WHAT THE EXERCISE ASKS:
Extract the text of each entry below exactly, leaving every image behind.

── RECORDS PROVIDED ──

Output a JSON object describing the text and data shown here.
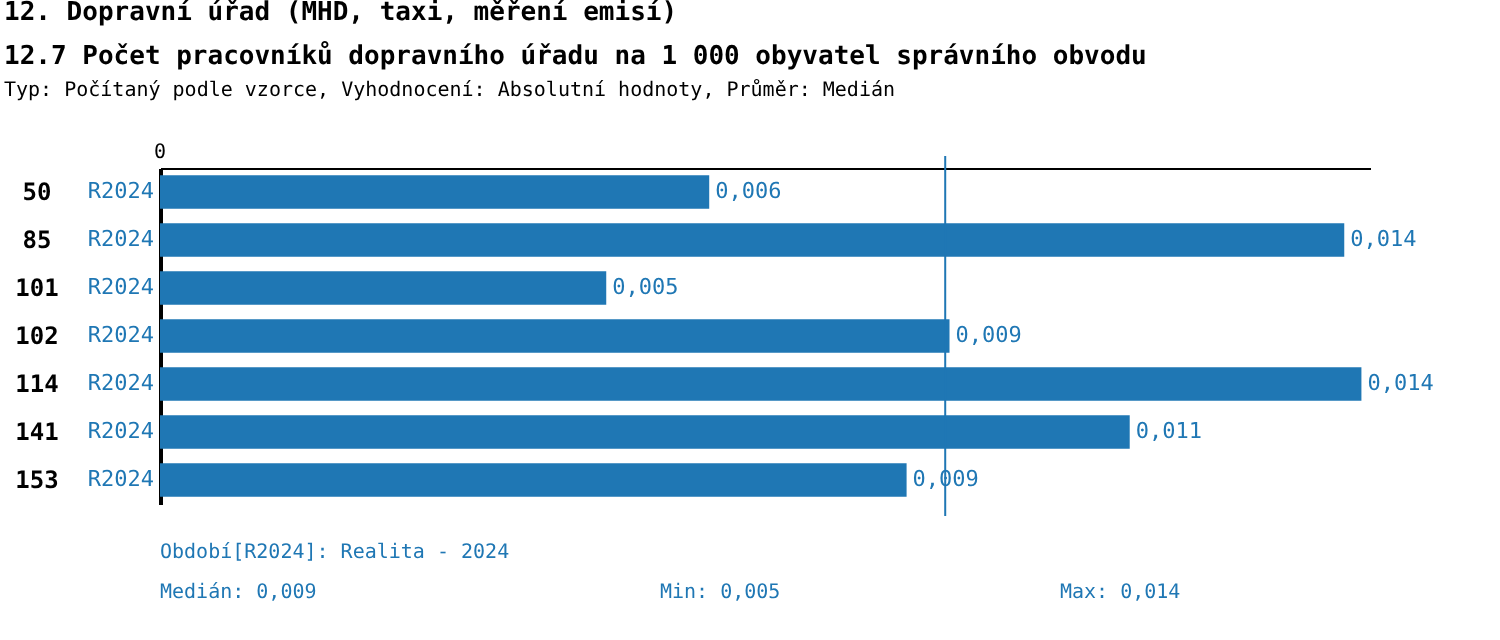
{
  "chart_data": {
    "type": "bar",
    "orientation": "horizontal",
    "title": "12. Dopravní úřad (MHD, taxi, měření emisí)",
    "subtitle": "12.7 Počet pracovníků dopravního úřadu na 1 000 obyvatel správního obvodu",
    "categories": [
      "50",
      "85",
      "101",
      "102",
      "114",
      "141",
      "153"
    ],
    "series": [
      {
        "name": "R2024",
        "color": "#1f77b4",
        "values": [
          0.0064,
          0.0138,
          0.0052,
          0.0092,
          0.014,
          0.0113,
          0.0087
        ],
        "value_labels": [
          "0,006",
          "0,014",
          "0,005",
          "0,009",
          "0,014",
          "0,011",
          "0,009"
        ]
      }
    ],
    "xlim": [
      0,
      0.0141
    ],
    "ref_lines": [
      {
        "axis": "x",
        "value": 0.00915,
        "label": null,
        "color": "#1f77b4"
      }
    ],
    "annotations": [
      "0",
      "Typ: Počítaný podle vzorce, Vyhodnocení: Absolutní hodnoty, Průměr: Medián",
      "Období[R2024]: Realita - 2024",
      "Medián: 0,009",
      "Min: 0,005",
      "Max: 0,014"
    ]
  }
}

───

RESULT:
Output a JSON object describing the text and data shown here.
{
  "chart_data": {
    "type": "bar",
    "orientation": "horizontal",
    "title": "12. Dopravní úřad (MHD, taxi, měření emisí)",
    "subtitle": "12.7 Počet pracovníků dopravního úřadu na 1 000 obyvatel správního obvodu",
    "categories": [
      "50",
      "85",
      "101",
      "102",
      "114",
      "141",
      "153"
    ],
    "series": [
      {
        "name": "R2024",
        "color": "#1f77b4",
        "values": [
          0.0064,
          0.0138,
          0.0052,
          0.0092,
          0.014,
          0.0113,
          0.0087
        ],
        "value_labels": [
          "0,006",
          "0,014",
          "0,005",
          "0,009",
          "0,014",
          "0,011",
          "0,009"
        ]
      }
    ],
    "xlim": [
      0,
      0.0141
    ],
    "ref_lines": [
      {
        "axis": "x",
        "value": 0.00915,
        "label": null,
        "color": "#1f77b4"
      }
    ],
    "annotations": [
      "0",
      "Typ: Počítaný podle vzorce, Vyhodnocení: Absolutní hodnoty, Průměr: Medián",
      "Období[R2024]: Realita - 2024",
      "Medián: 0,009",
      "Min: 0,005",
      "Max: 0,014"
    ]
  }
}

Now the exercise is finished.